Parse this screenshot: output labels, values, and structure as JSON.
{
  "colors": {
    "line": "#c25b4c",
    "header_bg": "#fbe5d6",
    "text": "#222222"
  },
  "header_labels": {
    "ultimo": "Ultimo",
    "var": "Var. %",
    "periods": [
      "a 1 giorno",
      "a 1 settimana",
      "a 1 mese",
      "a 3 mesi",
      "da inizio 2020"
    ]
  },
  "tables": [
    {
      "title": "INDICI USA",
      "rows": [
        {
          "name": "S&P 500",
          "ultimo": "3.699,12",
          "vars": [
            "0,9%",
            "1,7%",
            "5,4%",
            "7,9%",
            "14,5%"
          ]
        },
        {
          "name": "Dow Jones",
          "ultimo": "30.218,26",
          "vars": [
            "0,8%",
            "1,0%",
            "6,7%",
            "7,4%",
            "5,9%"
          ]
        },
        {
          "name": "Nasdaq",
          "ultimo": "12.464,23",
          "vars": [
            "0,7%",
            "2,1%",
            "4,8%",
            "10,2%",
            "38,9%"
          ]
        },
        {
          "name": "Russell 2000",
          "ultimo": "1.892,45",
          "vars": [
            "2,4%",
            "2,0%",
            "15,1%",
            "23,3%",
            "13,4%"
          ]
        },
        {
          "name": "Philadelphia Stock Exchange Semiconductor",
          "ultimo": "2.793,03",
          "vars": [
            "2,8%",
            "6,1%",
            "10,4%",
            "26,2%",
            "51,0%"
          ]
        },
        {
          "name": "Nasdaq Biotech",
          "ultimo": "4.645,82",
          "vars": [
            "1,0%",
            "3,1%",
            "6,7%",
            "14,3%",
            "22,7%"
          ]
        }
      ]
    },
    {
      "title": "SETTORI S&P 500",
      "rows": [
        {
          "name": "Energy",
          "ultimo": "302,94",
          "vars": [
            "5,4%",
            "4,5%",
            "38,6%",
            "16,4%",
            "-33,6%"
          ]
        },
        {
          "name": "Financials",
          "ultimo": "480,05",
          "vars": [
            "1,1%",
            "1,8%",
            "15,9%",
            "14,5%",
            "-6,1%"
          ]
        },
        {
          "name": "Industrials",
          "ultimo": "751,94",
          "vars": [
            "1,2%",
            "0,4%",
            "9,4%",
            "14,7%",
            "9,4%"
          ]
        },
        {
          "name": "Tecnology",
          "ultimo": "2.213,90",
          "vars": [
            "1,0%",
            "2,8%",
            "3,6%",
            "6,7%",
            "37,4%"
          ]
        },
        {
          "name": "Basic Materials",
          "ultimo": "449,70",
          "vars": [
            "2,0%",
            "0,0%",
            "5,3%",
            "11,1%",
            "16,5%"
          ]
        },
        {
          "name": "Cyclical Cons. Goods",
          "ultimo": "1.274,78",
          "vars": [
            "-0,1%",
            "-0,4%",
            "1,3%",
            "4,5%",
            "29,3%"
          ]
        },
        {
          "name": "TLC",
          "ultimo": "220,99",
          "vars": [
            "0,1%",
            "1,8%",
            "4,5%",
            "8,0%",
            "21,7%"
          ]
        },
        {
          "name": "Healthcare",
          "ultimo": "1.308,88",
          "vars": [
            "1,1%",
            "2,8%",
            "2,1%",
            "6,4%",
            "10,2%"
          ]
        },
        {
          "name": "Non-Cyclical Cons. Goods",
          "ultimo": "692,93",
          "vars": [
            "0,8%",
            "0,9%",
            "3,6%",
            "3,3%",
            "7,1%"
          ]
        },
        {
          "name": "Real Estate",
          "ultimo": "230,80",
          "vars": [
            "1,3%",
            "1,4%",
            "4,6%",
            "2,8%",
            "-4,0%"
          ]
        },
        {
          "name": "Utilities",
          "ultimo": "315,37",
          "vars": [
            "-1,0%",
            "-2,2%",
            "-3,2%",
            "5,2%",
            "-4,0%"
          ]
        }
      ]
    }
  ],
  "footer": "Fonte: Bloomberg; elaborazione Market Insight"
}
###
All of the lines above need to be given again exactly.

▸ SOLVED EXERCISE
Parse this screenshot: output labels, values, and structure as JSON.
{
  "colors": {
    "line": "#c25b4c",
    "header_bg": "#fbe5d6",
    "text": "#222222"
  },
  "header_labels": {
    "ultimo": "Ultimo",
    "var": "Var. %",
    "periods": [
      "a 1 giorno",
      "a 1 settimana",
      "a 1 mese",
      "a 3 mesi",
      "da inizio 2020"
    ]
  },
  "tables": [
    {
      "title": "INDICI USA",
      "rows": [
        {
          "name": "S&P 500",
          "ultimo": "3.699,12",
          "vars": [
            "0,9%",
            "1,7%",
            "5,4%",
            "7,9%",
            "14,5%"
          ]
        },
        {
          "name": "Dow Jones",
          "ultimo": "30.218,26",
          "vars": [
            "0,8%",
            "1,0%",
            "6,7%",
            "7,4%",
            "5,9%"
          ]
        },
        {
          "name": "Nasdaq",
          "ultimo": "12.464,23",
          "vars": [
            "0,7%",
            "2,1%",
            "4,8%",
            "10,2%",
            "38,9%"
          ]
        },
        {
          "name": "Russell 2000",
          "ultimo": "1.892,45",
          "vars": [
            "2,4%",
            "2,0%",
            "15,1%",
            "23,3%",
            "13,4%"
          ]
        },
        {
          "name": "Philadelphia Stock Exchange Semiconductor",
          "ultimo": "2.793,03",
          "vars": [
            "2,8%",
            "6,1%",
            "10,4%",
            "26,2%",
            "51,0%"
          ]
        },
        {
          "name": "Nasdaq Biotech",
          "ultimo": "4.645,82",
          "vars": [
            "1,0%",
            "3,1%",
            "6,7%",
            "14,3%",
            "22,7%"
          ]
        }
      ]
    },
    {
      "title": "SETTORI S&P 500",
      "rows": [
        {
          "name": "Energy",
          "ultimo": "302,94",
          "vars": [
            "5,4%",
            "4,5%",
            "38,6%",
            "16,4%",
            "-33,6%"
          ]
        },
        {
          "name": "Financials",
          "ultimo": "480,05",
          "vars": [
            "1,1%",
            "1,8%",
            "15,9%",
            "14,5%",
            "-6,1%"
          ]
        },
        {
          "name": "Industrials",
          "ultimo": "751,94",
          "vars": [
            "1,2%",
            "0,4%",
            "9,4%",
            "14,7%",
            "9,4%"
          ]
        },
        {
          "name": "Tecnology",
          "ultimo": "2.213,90",
          "vars": [
            "1,0%",
            "2,8%",
            "3,6%",
            "6,7%",
            "37,4%"
          ]
        },
        {
          "name": "Basic Materials",
          "ultimo": "449,70",
          "vars": [
            "2,0%",
            "0,0%",
            "5,3%",
            "11,1%",
            "16,5%"
          ]
        },
        {
          "name": "Cyclical Cons. Goods",
          "ultimo": "1.274,78",
          "vars": [
            "-0,1%",
            "-0,4%",
            "1,3%",
            "4,5%",
            "29,3%"
          ]
        },
        {
          "name": "TLC",
          "ultimo": "220,99",
          "vars": [
            "0,1%",
            "1,8%",
            "4,5%",
            "8,0%",
            "21,7%"
          ]
        },
        {
          "name": "Healthcare",
          "ultimo": "1.308,88",
          "vars": [
            "1,1%",
            "2,8%",
            "2,1%",
            "6,4%",
            "10,2%"
          ]
        },
        {
          "name": "Non-Cyclical Cons. Goods",
          "ultimo": "692,93",
          "vars": [
            "0,8%",
            "0,9%",
            "3,6%",
            "3,3%",
            "7,1%"
          ]
        },
        {
          "name": "Real Estate",
          "ultimo": "230,80",
          "vars": [
            "1,3%",
            "1,4%",
            "4,6%",
            "2,8%",
            "-4,0%"
          ]
        },
        {
          "name": "Utilities",
          "ultimo": "315,37",
          "vars": [
            "-1,0%",
            "-2,2%",
            "-3,2%",
            "5,2%",
            "-4,0%"
          ]
        }
      ]
    }
  ],
  "footer": "Fonte: Bloomberg; elaborazione Market Insight"
}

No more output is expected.